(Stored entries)
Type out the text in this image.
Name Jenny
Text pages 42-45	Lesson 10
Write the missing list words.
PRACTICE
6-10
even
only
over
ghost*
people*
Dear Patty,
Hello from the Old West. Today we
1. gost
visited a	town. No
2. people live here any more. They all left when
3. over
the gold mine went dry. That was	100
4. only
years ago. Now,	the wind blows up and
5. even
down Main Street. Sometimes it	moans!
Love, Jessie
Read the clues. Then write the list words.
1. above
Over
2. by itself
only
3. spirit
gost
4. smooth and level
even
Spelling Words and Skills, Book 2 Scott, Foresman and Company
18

==

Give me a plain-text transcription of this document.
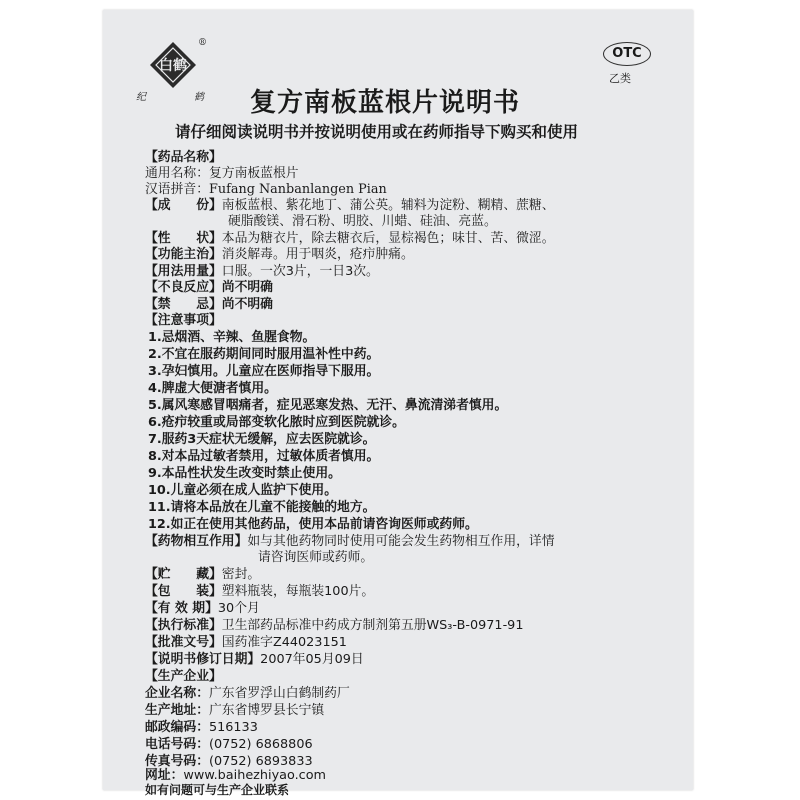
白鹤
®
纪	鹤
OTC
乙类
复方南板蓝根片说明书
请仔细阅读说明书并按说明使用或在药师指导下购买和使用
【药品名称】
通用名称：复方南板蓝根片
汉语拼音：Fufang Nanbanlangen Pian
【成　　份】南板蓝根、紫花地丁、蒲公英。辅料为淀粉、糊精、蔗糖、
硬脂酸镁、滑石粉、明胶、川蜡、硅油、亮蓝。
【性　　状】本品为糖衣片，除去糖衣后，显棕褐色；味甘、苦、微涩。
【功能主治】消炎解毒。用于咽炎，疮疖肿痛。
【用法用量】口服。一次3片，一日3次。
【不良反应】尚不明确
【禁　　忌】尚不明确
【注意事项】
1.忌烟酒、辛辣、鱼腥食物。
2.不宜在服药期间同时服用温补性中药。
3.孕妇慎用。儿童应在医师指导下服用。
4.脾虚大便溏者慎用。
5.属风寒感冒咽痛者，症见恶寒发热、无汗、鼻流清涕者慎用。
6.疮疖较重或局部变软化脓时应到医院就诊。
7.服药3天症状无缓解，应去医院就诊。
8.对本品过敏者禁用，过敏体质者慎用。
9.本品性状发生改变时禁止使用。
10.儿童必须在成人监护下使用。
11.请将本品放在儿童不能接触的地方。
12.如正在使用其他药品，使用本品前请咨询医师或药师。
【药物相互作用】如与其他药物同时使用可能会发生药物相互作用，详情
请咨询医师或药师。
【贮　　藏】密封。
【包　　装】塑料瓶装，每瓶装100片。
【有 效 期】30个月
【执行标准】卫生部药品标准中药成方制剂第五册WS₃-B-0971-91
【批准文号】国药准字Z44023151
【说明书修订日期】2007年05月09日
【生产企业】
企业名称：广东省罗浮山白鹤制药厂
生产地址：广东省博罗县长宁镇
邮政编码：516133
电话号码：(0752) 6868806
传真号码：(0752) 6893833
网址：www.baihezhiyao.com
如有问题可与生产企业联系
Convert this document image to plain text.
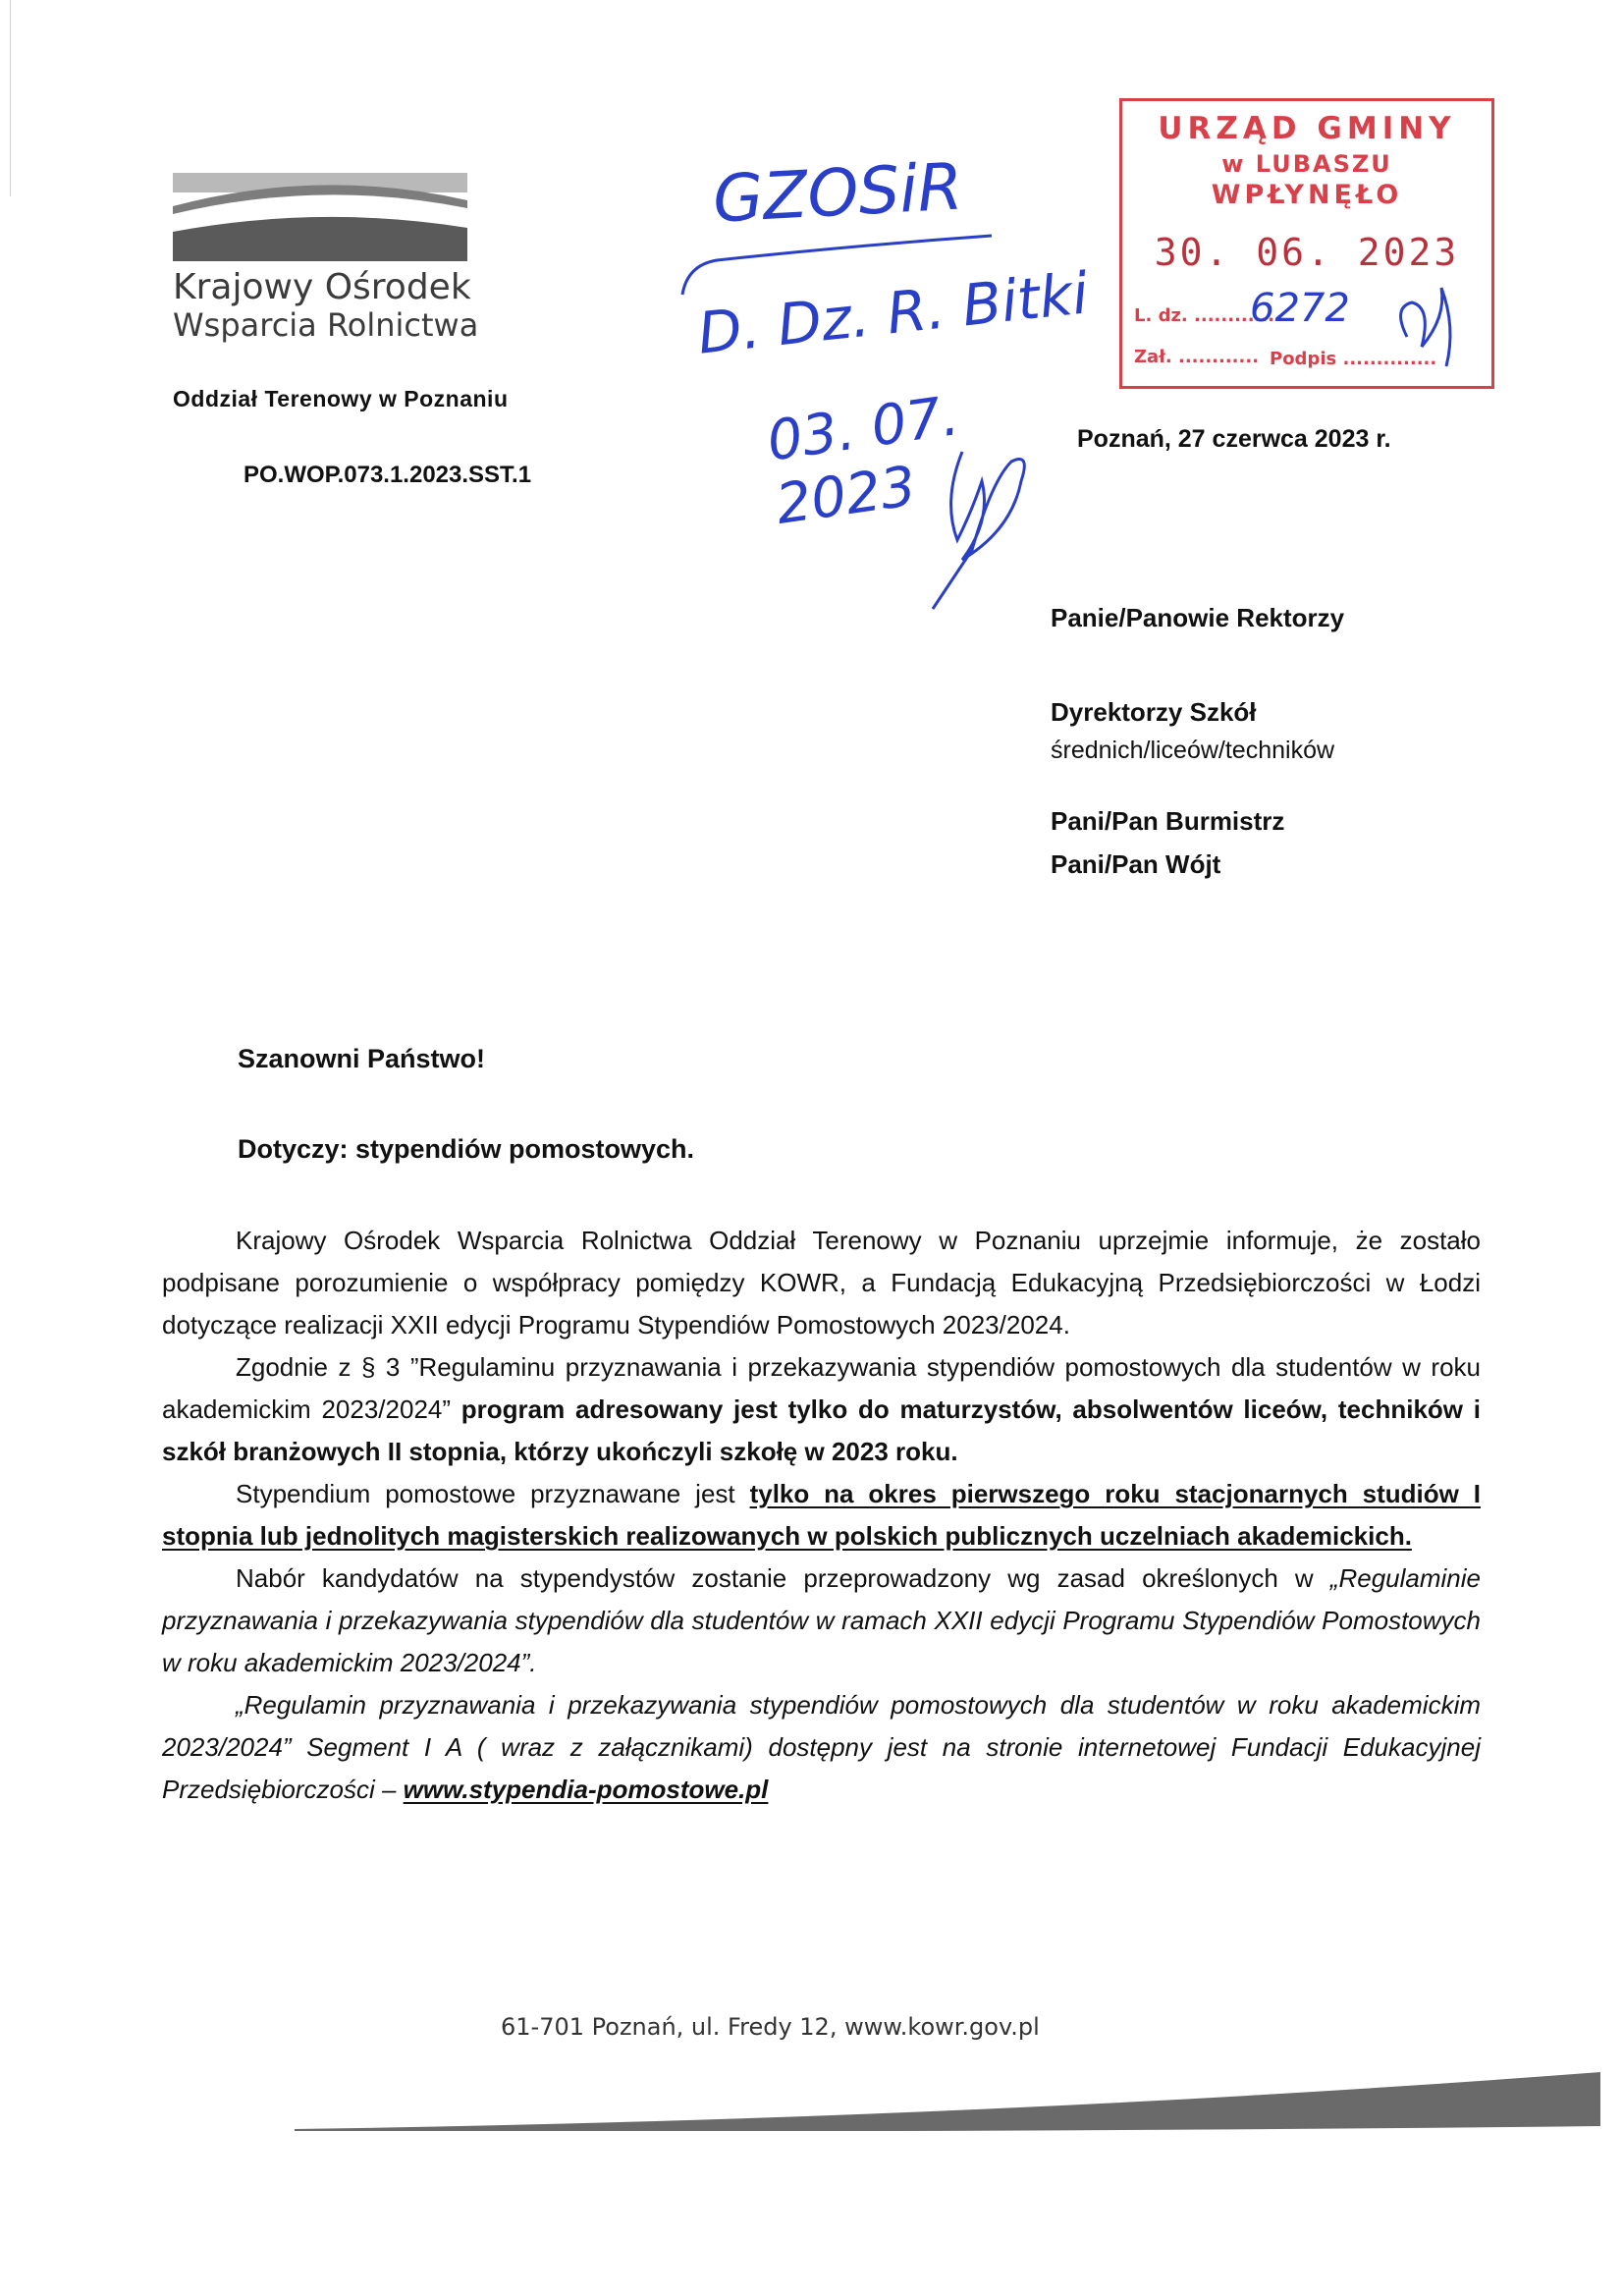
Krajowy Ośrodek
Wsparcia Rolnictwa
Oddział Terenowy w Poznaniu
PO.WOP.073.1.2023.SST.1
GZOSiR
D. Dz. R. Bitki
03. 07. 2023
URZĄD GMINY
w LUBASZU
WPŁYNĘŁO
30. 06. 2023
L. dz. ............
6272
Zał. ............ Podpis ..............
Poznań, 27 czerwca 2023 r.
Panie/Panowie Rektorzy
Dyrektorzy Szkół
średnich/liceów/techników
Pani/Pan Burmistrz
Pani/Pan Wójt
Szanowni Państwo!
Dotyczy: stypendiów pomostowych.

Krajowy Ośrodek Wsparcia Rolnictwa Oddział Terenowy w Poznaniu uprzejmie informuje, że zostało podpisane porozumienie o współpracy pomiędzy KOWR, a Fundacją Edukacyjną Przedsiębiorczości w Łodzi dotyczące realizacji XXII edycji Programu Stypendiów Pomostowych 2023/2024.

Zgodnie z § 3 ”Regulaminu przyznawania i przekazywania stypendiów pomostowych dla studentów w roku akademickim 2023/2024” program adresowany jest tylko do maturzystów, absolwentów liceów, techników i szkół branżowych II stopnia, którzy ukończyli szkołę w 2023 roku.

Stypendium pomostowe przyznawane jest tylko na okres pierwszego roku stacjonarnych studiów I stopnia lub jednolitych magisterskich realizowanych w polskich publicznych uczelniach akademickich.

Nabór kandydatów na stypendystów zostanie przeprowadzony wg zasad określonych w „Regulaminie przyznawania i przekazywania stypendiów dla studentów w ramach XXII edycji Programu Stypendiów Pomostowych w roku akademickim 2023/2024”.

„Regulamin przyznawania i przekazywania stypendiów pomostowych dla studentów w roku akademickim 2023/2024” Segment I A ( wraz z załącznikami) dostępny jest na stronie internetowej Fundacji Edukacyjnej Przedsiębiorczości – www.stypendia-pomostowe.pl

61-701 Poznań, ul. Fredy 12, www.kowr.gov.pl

◆ **Exercise brief**
Scan the listing above. Gather each line that contains the word "plain".

◆ **Result of the exercise**
Give me a plain-text transcription of this document.
Convert this document image to plain text.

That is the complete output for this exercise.